§ Exercise: Copy out the complete listing, word for word.

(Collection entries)
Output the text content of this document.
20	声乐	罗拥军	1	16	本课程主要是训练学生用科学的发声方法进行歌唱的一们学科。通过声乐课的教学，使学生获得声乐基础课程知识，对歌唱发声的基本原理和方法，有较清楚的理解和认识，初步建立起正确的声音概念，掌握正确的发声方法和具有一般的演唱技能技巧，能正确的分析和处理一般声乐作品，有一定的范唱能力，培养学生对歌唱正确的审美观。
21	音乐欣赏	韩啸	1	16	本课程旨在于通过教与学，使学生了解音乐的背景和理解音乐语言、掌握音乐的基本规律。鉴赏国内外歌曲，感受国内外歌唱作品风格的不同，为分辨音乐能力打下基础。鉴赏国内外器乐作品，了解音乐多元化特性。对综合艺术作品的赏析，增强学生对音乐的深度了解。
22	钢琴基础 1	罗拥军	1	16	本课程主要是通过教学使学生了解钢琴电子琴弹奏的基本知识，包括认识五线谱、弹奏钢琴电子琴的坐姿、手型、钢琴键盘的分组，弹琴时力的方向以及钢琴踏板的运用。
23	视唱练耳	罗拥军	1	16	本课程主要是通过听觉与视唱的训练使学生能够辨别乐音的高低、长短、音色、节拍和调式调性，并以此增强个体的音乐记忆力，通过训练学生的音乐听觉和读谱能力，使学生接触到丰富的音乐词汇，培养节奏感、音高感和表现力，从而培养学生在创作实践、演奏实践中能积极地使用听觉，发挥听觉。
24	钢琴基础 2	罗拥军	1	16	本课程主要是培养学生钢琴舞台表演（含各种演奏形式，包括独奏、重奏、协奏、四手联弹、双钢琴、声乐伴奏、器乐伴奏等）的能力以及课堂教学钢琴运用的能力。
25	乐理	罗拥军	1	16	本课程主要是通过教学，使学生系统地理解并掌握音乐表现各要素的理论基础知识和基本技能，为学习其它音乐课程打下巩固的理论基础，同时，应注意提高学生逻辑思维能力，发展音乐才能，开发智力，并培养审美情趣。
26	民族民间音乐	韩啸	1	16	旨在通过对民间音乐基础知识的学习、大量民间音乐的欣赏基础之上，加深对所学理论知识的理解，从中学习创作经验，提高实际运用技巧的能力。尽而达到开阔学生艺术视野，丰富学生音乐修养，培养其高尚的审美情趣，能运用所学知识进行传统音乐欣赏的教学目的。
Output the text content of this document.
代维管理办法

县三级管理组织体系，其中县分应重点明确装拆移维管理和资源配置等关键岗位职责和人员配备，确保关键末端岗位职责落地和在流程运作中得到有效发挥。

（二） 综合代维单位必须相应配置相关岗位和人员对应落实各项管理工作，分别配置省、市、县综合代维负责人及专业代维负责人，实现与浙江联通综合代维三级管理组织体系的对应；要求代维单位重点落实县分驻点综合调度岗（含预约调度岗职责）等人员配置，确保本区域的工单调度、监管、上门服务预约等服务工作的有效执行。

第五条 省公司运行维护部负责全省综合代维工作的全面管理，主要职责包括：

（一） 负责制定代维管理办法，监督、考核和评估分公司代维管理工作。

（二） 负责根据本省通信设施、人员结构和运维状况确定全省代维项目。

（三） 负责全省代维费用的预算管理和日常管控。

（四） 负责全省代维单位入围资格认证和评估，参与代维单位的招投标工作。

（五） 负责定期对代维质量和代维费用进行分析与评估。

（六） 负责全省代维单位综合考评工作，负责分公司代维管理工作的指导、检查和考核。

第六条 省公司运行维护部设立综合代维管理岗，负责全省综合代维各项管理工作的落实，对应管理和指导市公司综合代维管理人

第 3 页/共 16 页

§ Exercise answer:
Output the text content of this document.
20	声乐	罗拥军	1	16	本课程主要是训练学生用科学的发声方法进行歌唱的一们学科。通过声乐课的教学，使学生获得声乐基础课程知识，对歌唱发声的基本原理和方法，有较清楚的理解和认识，初步建立起正确的声音概念，掌握正确的发声方法和具有一般的演唱技能技巧，能正确的分析和处理一般声乐作品，有一定的范唱能力，培养学生对歌唱正确的审美观。
21	音乐欣赏	韩啸	1	16	本课程旨在于通过教与学，使学生了解音乐的背景和理解音乐语言、掌握音乐的基本规律。鉴赏国内外歌曲，感受国内外歌唱作品风格的不同，为分辨音乐能力打下基础。鉴赏国内外器乐作品，了解音乐多元化特性。对综合艺术作品的赏析，增强学生对音乐的深度了解。
22	钢琴基础 1	罗拥军	1	16	本课程主要是通过教学使学生了解钢琴电子琴弹奏的基本知识，包括认识五线谱、弹奏钢琴电子琴的坐姿、手型、钢琴键盘的分组，弹琴时力的方向以及钢琴踏板的运用。
23	视唱练耳	罗拥军	1	16	本课程主要是通过听觉与视唱的训练使学生能够辨别乐音的高低、长短、音色、节拍和调式调性，并以此增强个体的音乐记忆力，通过训练学生的音乐听觉和读谱能力，使学生接触到丰富的音乐词汇，培养节奏感、音高感和表现力，从而培养学生在创作实践、演奏实践中能积极地使用听觉，发挥听觉。
24	钢琴基础 2	罗拥军	1	16	本课程主要是培养学生钢琴舞台表演（含各种演奏形式，包括独奏、重奏、协奏、四手联弹、双钢琴、声乐伴奏、器乐伴奏等）的能力以及课堂教学钢琴运用的能力。
25	乐理	罗拥军	1	16	本课程主要是通过教学，使学生系统地理解并掌握音乐表现各要素的理论基础知识和基本技能，为学习其它音乐课程打下巩固的理论基础，同时，应注意提高学生逻辑思维能力，发展音乐才能，开发智力，并培养审美情趣。
26	民族民间音乐	韩啸	1	16	旨在通过对民间音乐基础知识的学习、大量民间音乐的欣赏基础之上，加深对所学理论知识的理解，从中学习创作经验，提高实际运用技巧的能力。尽而达到开阔学生艺术视野，丰富学生音乐修养，培养其高尚的审美情趣，能运用所学知识进行传统音乐欣赏的教学目的。
Output the text content of this document.
代维管理办法

县三级管理组织体系，其中县分应重点明确装拆移维管理和资源配置等关键岗位职责和人员配备，确保关键末端岗位职责落地和在流程运作中得到有效发挥。

（二） 综合代维单位必须相应配置相关岗位和人员对应落实各项管理工作，分别配置省、市、县综合代维负责人及专业代维负责人，实现与浙江联通综合代维三级管理组织体系的对应；要求代维单位重点落实县分驻点综合调度岗（含预约调度岗职责）等人员配置，确保本区域的工单调度、监管、上门服务预约等服务工作的有效执行。

第五条 省公司运行维护部负责全省综合代维工作的全面管理，主要职责包括：

（一） 负责制定代维管理办法，监督、考核和评估分公司代维管理工作。

（二） 负责根据本省通信设施、人员结构和运维状况确定全省代维项目。

（三） 负责全省代维费用的预算管理和日常管控。

（四） 负责全省代维单位入围资格认证和评估，参与代维单位的招投标工作。

（五） 负责定期对代维质量和代维费用进行分析与评估。

（六） 负责全省代维单位综合考评工作，负责分公司代维管理工作的指导、检查和考核。

第六条 省公司运行维护部设立综合代维管理岗，负责全省综合代维各项管理工作的落实，对应管理和指导市公司综合代维管理人

第 3 页/共 16 页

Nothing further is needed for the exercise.